• **Exercise goal**
A verbatim copy of the records is required, with all pictures left out.

• **Data to process**
┌────────
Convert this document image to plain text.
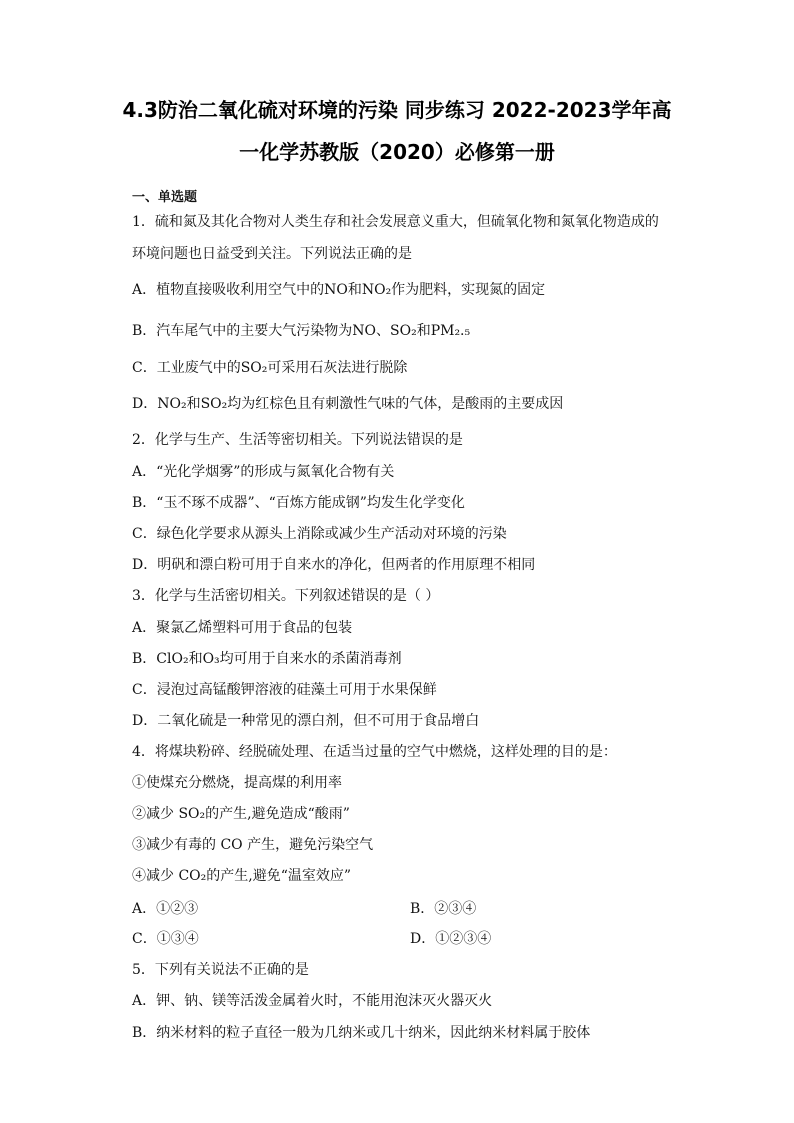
4.3防治二氧化硫对环境的污染 同步练习 2022-2023学年高
一化学苏教版（2020）必修第一册
一、单选题
1．硫和氮及其化合物对人类生存和社会发展意义重大，但硫氧化物和氮氧化物造成的
环境问题也日益受到关注。下列说法正确的是
A．植物直接吸收利用空气中的NO和NO₂作为肥料，实现氮的固定
B．汽车尾气中的主要大气污染物为NO、SO₂和PM₂.₅
C．工业废气中的SO₂可采用石灰法进行脱除
D．NO₂和SO₂均为红棕色且有刺激性气味的气体，是酸雨的主要成因
2．化学与生产、生活等密切相关。下列说法错误的是
A．“光化学烟雾”的形成与氮氧化合物有关
B．“玉不琢不成器”、“百炼方能成钢”均发生化学变化
C．绿色化学要求从源头上消除或减少生产活动对环境的污染
D．明矾和漂白粉可用于自来水的净化，但两者的作用原理不相同
3．化学与生活密切相关。下列叙述错误的是（ ）
A．聚氯乙烯塑料可用于食品的包装
B．ClO₂和O₃均可用于自来水的杀菌消毒剂
C．浸泡过高锰酸钾溶液的硅藻土可用于水果保鲜
D．二氧化硫是一种常见的漂白剂，但不可用于食品增白
4．将煤块粉碎、经脱硫处理、在适当过量的空气中燃烧，这样处理的目的是：
①使煤充分燃烧，提高煤的利用率
②减少 SO₂的产生,避免造成“酸雨”
③减少有毒的 CO 产生，避免污染空气
④减少 CO₂的产生,避免“温室效应”
A．①②③	B．②③④
C．①③④	D．①②③④
5．下列有关说法不正确的是
A．钾、钠、镁等活泼金属着火时，不能用泡沫灭火器灭火
B．纳米材料的粒子直径一般为几纳米或几十纳米，因此纳米材料属于胶体
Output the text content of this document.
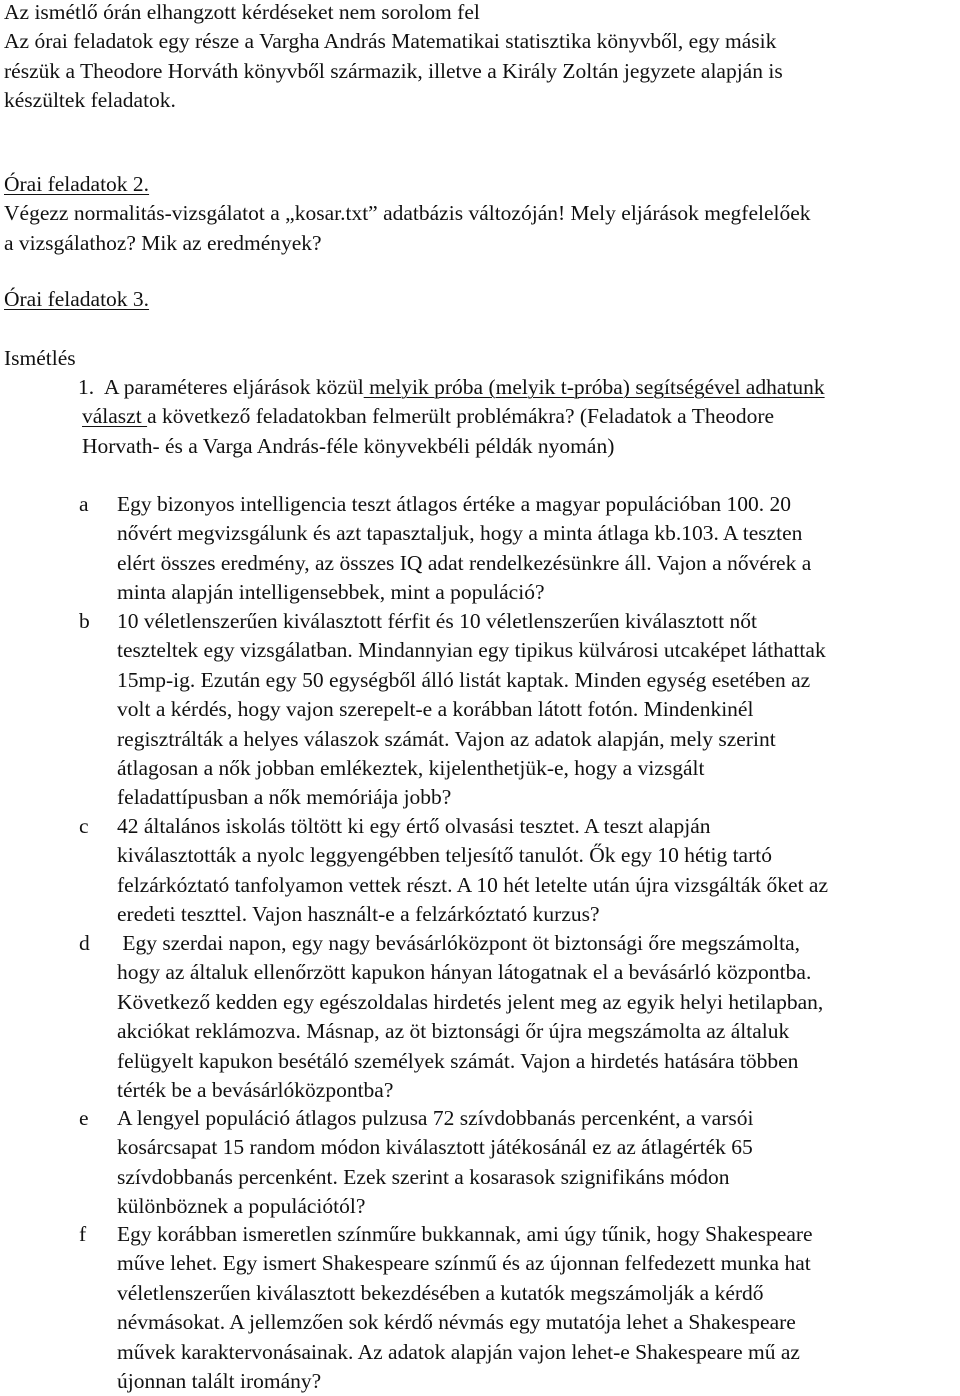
Az ismétlő órán elhangzott kérdéseket nem sorolom fel
Az órai feladatok egy része a Vargha András Matematikai statisztika könyvből, egy másik
részük a Theodore Horváth könyvből származik, illetve a Király Zoltán jegyzete alapján is
készültek feladatok.
Órai feladatok 2.
Végezz normalitás-vizsgálatot a „kosar.txt” adatbázis változóján! Mely eljárások megfelelőek
a vizsgálathoz? Mik az eredmények?
Órai feladatok 3.
Ismétlés
1. A paraméteres eljárások közül melyik próba (melyik t-próba) segítségével adhatunk
választ a következő feladatokban felmerült problémákra? (Feladatok a Theodore
Horvath- és a Varga András-féle könyvekbéli példák nyomán)
a	Egy bizonyos intelligencia teszt átlagos értéke a magyar populációban 100. 20
nővért megvizsgálunk és azt tapasztaljuk, hogy a minta átlaga kb.103. A teszten
elért összes eredmény, az összes IQ adat rendelkezésünkre áll. Vajon a nővérek a
minta alapján intelligensebbek, mint a populáció?
b	10 véletlenszerűen kiválasztott férfit és 10 véletlenszerűen kiválasztott nőt
teszteltek egy vizsgálatban. Mindannyian egy tipikus külvárosi utcaképet láthattak
15mp-ig. Ezután egy 50 egységből álló listát kaptak. Minden egység esetében az
volt a kérdés, hogy vajon szerepelt-e a korábban látott fotón. Mindenkinél
regisztrálták a helyes válaszok számát. Vajon az adatok alapján, mely szerint
átlagosan a nők jobban emlékeztek, kijelenthetjük-e, hogy a vizsgált
feladattípusban a nők memóriája jobb?
c	42 általános iskolás töltött ki egy értő olvasási tesztet. A teszt alapján
kiválasztották a nyolc leggyengébben teljesítő tanulót. Ők egy 10 hétig tartó
felzárkóztató tanfolyamon vettek részt. A 10 hét letelte után újra vizsgálták őket az
eredeti teszttel. Vajon használt-e a felzárkóztató kurzus?
d	Egy szerdai napon, egy nagy bevásárlóközpont öt biztonsági őre megszámolta,
hogy az általuk ellenőrzött kapukon hányan látogatnak el a bevásárló központba.
Következő kedden egy egészoldalas hirdetés jelent meg az egyik helyi hetilapban,
akciókat reklámozva. Másnap, az öt biztonsági őr újra megszámolta az általuk
felügyelt kapukon besétáló személyek számát. Vajon a hirdetés hatására többen
térték be a bevásárlóközpontba?
e	A lengyel populáció átlagos pulzusa 72 szívdobbanás percenként, a varsói
kosárcsapat 15 random módon kiválasztott játékosánál ez az átlagérték 65
szívdobbanás percenként. Ezek szerint a kosarasok szignifikáns módon
különböznek a populációtól?
f	Egy korábban ismeretlen színműre bukkannak, ami úgy tűnik, hogy Shakespeare
műve lehet. Egy ismert Shakespeare színmű és az újonnan felfedezett munka hat
véletlenszerűen kiválasztott bekezdésében a kutatók megszámolják a kérdő
névmásokat. A jellemzően sok kérdő névmás egy mutatója lehet a Shakespeare
művek karaktervonásainak. Az adatok alapján vajon lehet-e Shakespeare mű az
újonnan talált iromány?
└────────
• **The reply**
Convert this document image to plain text.
4.3防治二氧化硫对环境的污染 同步练习 2022-2023学年高
一化学苏教版（2020）必修第一册
一、单选题
1．硫和氮及其化合物对人类生存和社会发展意义重大，但硫氧化物和氮氧化物造成的
环境问题也日益受到关注。下列说法正确的是
A．植物直接吸收利用空气中的NO和NO₂作为肥料，实现氮的固定
B．汽车尾气中的主要大气污染物为NO、SO₂和PM₂.₅
C．工业废气中的SO₂可采用石灰法进行脱除
D．NO₂和SO₂均为红棕色且有刺激性气味的气体，是酸雨的主要成因
2．化学与生产、生活等密切相关。下列说法错误的是
A．“光化学烟雾”的形成与氮氧化合物有关
B．“玉不琢不成器”、“百炼方能成钢”均发生化学变化
C．绿色化学要求从源头上消除或减少生产活动对环境的污染
D．明矾和漂白粉可用于自来水的净化，但两者的作用原理不相同
3．化学与生活密切相关。下列叙述错误的是（ ）
A．聚氯乙烯塑料可用于食品的包装
B．ClO₂和O₃均可用于自来水的杀菌消毒剂
C．浸泡过高锰酸钾溶液的硅藻土可用于水果保鲜
D．二氧化硫是一种常见的漂白剂，但不可用于食品增白
4．将煤块粉碎、经脱硫处理、在适当过量的空气中燃烧，这样处理的目的是：
①使煤充分燃烧，提高煤的利用率
②减少 SO₂的产生,避免造成“酸雨”
③减少有毒的 CO 产生，避免污染空气
④减少 CO₂的产生,避免“温室效应”
A．①②③	B．②③④
C．①③④	D．①②③④
5．下列有关说法不正确的是
A．钾、钠、镁等活泼金属着火时，不能用泡沫灭火器灭火
B．纳米材料的粒子直径一般为几纳米或几十纳米，因此纳米材料属于胶体
Output the text content of this document.
Az ismétlő órán elhangzott kérdéseket nem sorolom fel
Az órai feladatok egy része a Vargha András Matematikai statisztika könyvből, egy másik
részük a Theodore Horváth könyvből származik, illetve a Király Zoltán jegyzete alapján is
készültek feladatok.
Órai feladatok 2.
Végezz normalitás-vizsgálatot a „kosar.txt” adatbázis változóján! Mely eljárások megfelelőek
a vizsgálathoz? Mik az eredmények?
Órai feladatok 3.
Ismétlés
1. A paraméteres eljárások közül melyik próba (melyik t-próba) segítségével adhatunk
választ a következő feladatokban felmerült problémákra? (Feladatok a Theodore
Horvath- és a Varga András-féle könyvekbéli példák nyomán)
a	Egy bizonyos intelligencia teszt átlagos értéke a magyar populációban 100. 20
nővért megvizsgálunk és azt tapasztaljuk, hogy a minta átlaga kb.103. A teszten
elért összes eredmény, az összes IQ adat rendelkezésünkre áll. Vajon a nővérek a
minta alapján intelligensebbek, mint a populáció?
b	10 véletlenszerűen kiválasztott férfit és 10 véletlenszerűen kiválasztott nőt
teszteltek egy vizsgálatban. Mindannyian egy tipikus külvárosi utcaképet láthattak
15mp-ig. Ezután egy 50 egységből álló listát kaptak. Minden egység esetében az
volt a kérdés, hogy vajon szerepelt-e a korábban látott fotón. Mindenkinél
regisztrálták a helyes válaszok számát. Vajon az adatok alapján, mely szerint
átlagosan a nők jobban emlékeztek, kijelenthetjük-e, hogy a vizsgált
feladattípusban a nők memóriája jobb?
c	42 általános iskolás töltött ki egy értő olvasási tesztet. A teszt alapján
kiválasztották a nyolc leggyengébben teljesítő tanulót. Ők egy 10 hétig tartó
felzárkóztató tanfolyamon vettek részt. A 10 hét letelte után újra vizsgálták őket az
eredeti teszttel. Vajon használt-e a felzárkóztató kurzus?
d	Egy szerdai napon, egy nagy bevásárlóközpont öt biztonsági őre megszámolta,
hogy az általuk ellenőrzött kapukon hányan látogatnak el a bevásárló központba.
Következő kedden egy egészoldalas hirdetés jelent meg az egyik helyi hetilapban,
akciókat reklámozva. Másnap, az öt biztonsági őr újra megszámolta az általuk
felügyelt kapukon besétáló személyek számát. Vajon a hirdetés hatására többen
térték be a bevásárlóközpontba?
e	A lengyel populáció átlagos pulzusa 72 szívdobbanás percenként, a varsói
kosárcsapat 15 random módon kiválasztott játékosánál ez az átlagérték 65
szívdobbanás percenként. Ezek szerint a kosarasok szignifikáns módon
különböznek a populációtól?
f	Egy korábban ismeretlen színműre bukkannak, ami úgy tűnik, hogy Shakespeare
műve lehet. Egy ismert Shakespeare színmű és az újonnan felfedezett munka hat
véletlenszerűen kiválasztott bekezdésében a kutatók megszámolják a kérdő
névmásokat. A jellemzően sok kérdő névmás egy mutatója lehet a Shakespeare
művek karaktervonásainak. Az adatok alapján vajon lehet-e Shakespeare mű az
újonnan talált iromány?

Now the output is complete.